## Work to be completed
Look for the string "speciální" in every line, and copy each line that has it.

(Records from a data collection)
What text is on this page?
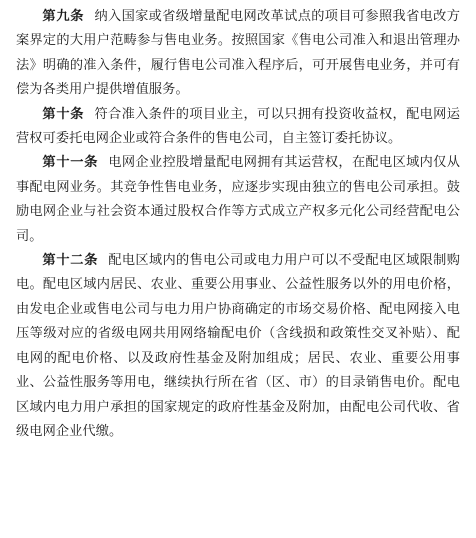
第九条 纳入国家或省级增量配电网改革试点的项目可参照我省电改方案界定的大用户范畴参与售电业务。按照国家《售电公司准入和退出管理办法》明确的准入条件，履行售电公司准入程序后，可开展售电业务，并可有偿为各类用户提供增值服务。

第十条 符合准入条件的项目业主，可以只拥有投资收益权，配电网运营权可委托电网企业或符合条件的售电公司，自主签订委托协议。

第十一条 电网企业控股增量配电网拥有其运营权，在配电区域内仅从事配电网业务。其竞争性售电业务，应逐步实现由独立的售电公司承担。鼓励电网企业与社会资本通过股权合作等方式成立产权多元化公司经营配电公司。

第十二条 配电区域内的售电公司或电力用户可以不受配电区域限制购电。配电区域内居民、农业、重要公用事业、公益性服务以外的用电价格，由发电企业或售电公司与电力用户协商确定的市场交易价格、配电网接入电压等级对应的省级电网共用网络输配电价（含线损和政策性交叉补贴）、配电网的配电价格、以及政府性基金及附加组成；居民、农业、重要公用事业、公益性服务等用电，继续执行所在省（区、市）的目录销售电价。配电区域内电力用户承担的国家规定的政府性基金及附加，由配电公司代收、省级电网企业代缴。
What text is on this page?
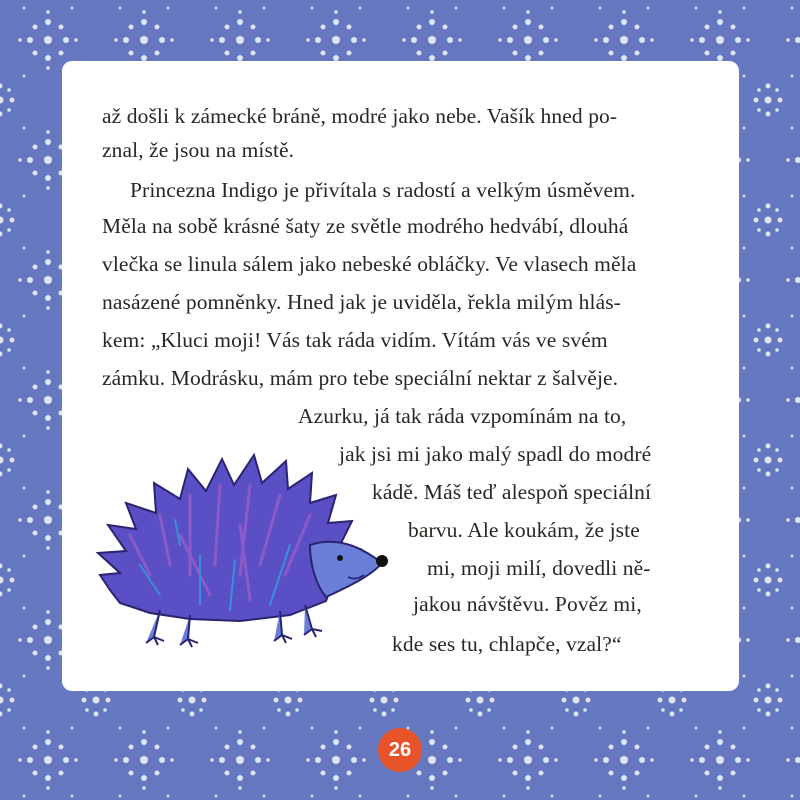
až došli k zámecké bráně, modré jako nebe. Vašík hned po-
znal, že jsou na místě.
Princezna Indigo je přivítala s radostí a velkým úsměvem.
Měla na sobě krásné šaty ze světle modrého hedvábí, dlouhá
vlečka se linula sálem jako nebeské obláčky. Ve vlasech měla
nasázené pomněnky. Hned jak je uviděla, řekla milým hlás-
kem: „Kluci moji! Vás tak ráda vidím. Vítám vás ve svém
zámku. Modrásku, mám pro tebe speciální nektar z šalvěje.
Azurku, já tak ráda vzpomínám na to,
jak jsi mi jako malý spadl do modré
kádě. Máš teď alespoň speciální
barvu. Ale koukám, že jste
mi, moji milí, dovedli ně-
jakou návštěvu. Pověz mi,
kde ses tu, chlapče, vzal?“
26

## Written answer
zámku. Modrásku, mám pro tebe speciální nektar z šalvěje.
kádě. Máš teď alespoň speciální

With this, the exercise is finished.